We can see a great secret of acceptance from this verse, “Therefore, accept one another, just as Christ also accepted us to the glory of God” (Rom.15:7). How has Christ accepted us? Not after we became perfect or corrected at least our gross areas of sinfulness. No. He accepted us just as we were, with all the baggage of our sinful past, our present sinful tendencies, our personality quirks, mannerisms, irritable behaviour, ignorance, lack of culture/civilisation, etc. Just imagine how such things should have normally irritated a holy and perfect God! But He accepted us in our existing state of life.
He agrees not to recollect our past sins which He has graciously forgiven us or to hold them against us anymore (Heb.8:12). But He is not oblivious at all to our present condition. He is working in us to slowly transform us into the likeness of His Son. So He is not agitated by the things He sees in us. He has accepted us as we are.

**GIVEN INSTRUCTION A**
In the layout rows, starting with the first row and going on through the row with "point <box>542 127 555 140</box>", swap "Low education" for "Lower education" and leave everything else unchanged.

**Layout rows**
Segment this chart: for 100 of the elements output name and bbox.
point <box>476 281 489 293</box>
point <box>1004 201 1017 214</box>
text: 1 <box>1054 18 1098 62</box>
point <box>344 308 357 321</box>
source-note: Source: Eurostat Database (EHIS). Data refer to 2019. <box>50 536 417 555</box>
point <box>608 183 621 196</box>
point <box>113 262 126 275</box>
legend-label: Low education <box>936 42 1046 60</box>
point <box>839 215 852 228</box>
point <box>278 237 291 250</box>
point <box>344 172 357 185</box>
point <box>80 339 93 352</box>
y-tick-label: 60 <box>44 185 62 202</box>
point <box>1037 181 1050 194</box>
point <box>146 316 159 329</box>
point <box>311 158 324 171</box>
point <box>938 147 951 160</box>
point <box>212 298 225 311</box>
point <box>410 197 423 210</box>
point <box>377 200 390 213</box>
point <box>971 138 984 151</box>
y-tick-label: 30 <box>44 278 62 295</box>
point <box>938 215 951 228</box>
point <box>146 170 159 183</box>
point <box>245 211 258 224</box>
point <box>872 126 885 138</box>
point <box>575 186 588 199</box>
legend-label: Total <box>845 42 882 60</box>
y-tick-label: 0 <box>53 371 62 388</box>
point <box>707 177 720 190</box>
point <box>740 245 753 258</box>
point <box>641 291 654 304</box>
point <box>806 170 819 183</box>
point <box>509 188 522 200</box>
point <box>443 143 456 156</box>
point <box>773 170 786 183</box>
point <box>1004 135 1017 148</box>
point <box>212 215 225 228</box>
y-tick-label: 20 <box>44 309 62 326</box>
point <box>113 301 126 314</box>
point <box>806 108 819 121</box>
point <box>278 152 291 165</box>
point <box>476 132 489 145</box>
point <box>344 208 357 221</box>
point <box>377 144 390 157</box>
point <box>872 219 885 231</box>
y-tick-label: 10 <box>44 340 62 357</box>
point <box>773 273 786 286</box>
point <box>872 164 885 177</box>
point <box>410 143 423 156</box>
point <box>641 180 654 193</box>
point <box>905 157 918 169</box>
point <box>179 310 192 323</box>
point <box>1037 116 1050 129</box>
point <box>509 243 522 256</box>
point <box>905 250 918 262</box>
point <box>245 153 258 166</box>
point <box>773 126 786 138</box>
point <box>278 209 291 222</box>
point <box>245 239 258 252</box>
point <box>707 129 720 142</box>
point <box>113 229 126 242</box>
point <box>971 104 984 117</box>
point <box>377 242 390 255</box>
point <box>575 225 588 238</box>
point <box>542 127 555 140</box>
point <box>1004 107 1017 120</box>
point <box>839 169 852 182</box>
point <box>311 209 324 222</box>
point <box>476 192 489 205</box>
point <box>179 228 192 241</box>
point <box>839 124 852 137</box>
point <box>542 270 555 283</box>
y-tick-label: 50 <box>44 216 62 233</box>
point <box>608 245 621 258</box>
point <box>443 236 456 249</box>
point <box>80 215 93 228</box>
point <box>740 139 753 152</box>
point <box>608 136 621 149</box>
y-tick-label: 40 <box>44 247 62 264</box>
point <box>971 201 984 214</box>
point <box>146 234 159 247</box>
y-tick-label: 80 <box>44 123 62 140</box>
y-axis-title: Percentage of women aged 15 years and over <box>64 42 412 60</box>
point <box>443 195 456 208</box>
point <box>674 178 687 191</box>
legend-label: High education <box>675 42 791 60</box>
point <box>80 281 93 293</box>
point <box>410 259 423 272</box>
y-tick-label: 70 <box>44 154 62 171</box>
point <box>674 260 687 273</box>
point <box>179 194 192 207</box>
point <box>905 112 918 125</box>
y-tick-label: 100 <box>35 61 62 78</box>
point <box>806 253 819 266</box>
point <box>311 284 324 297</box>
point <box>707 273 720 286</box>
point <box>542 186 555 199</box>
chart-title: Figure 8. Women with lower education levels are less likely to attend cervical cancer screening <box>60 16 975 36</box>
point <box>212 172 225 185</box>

**GIVEN INSTRUCTION B**
Reproduce the passage on Christ's acceptance word for word, starting with "We can see a" and going on through "state of life.".

**COMPLETE ANSWER A**
Segment this chart: for 100 of the elements output name and bbox.
point <box>476 281 489 293</box>
point <box>1004 201 1017 214</box>
text: 1 <box>1054 18 1098 62</box>
point <box>344 308 357 321</box>
source-note: Source: Eurostat Database (EHIS). Data refer to 2019. <box>50 536 417 555</box>
point <box>608 183 621 196</box>
point <box>113 262 126 275</box>
legend-label: Lower education <box>936 42 1046 60</box>
point <box>839 215 852 228</box>
point <box>278 237 291 250</box>
point <box>344 172 357 185</box>
point <box>80 339 93 352</box>
y-tick-label: 60 <box>44 185 62 202</box>
point <box>1037 181 1050 194</box>
point <box>146 316 159 329</box>
point <box>311 158 324 171</box>
point <box>938 147 951 160</box>
point <box>212 298 225 311</box>
point <box>410 197 423 210</box>
point <box>377 200 390 213</box>
point <box>971 138 984 151</box>
y-tick-label: 30 <box>44 278 62 295</box>
point <box>938 215 951 228</box>
point <box>146 170 159 183</box>
point <box>245 211 258 224</box>
point <box>872 126 885 138</box>
point <box>575 186 588 199</box>
legend-label: Total <box>845 42 882 60</box>
y-tick-label: 0 <box>53 371 62 388</box>
point <box>707 177 720 190</box>
point <box>740 245 753 258</box>
point <box>641 291 654 304</box>
point <box>806 170 819 183</box>
point <box>509 188 522 200</box>
point <box>443 143 456 156</box>
point <box>773 170 786 183</box>
point <box>1004 135 1017 148</box>
point <box>212 215 225 228</box>
y-tick-label: 20 <box>44 309 62 326</box>
point <box>113 301 126 314</box>
point <box>806 108 819 121</box>
point <box>278 152 291 165</box>
point <box>476 132 489 145</box>
point <box>344 208 357 221</box>
point <box>377 144 390 157</box>
point <box>872 219 885 231</box>
y-tick-label: 10 <box>44 340 62 357</box>
point <box>773 273 786 286</box>
point <box>872 164 885 177</box>
point <box>410 143 423 156</box>
point <box>641 180 654 193</box>
point <box>905 157 918 169</box>
point <box>179 310 192 323</box>
point <box>1037 116 1050 129</box>
point <box>509 243 522 256</box>
point <box>905 250 918 262</box>
point <box>245 153 258 166</box>
point <box>773 126 786 138</box>
point <box>278 209 291 222</box>
point <box>245 239 258 252</box>
point <box>707 129 720 142</box>
point <box>113 229 126 242</box>
point <box>971 104 984 117</box>
point <box>377 242 390 255</box>
point <box>575 225 588 238</box>
point <box>542 127 555 140</box>

**COMPLETE ANSWER B**
We can see a great secret of acceptance from this verse, “Therefore, accept one another, just as Christ also accepted us to the glory of God” (Rom.15:7). How has Christ accepted us? Not after we became perfect or corrected at least our gross areas of sinfulness. No. He accepted us just as we were, with all the baggage of our sinful past, our present sinful tendencies, our personality quirks, mannerisms, irritable behaviour, ignorance, lack of culture/civilisation, etc. Just imagine how such things should have normally irritated a holy and perfect God! But He accepted us in our existing state of life.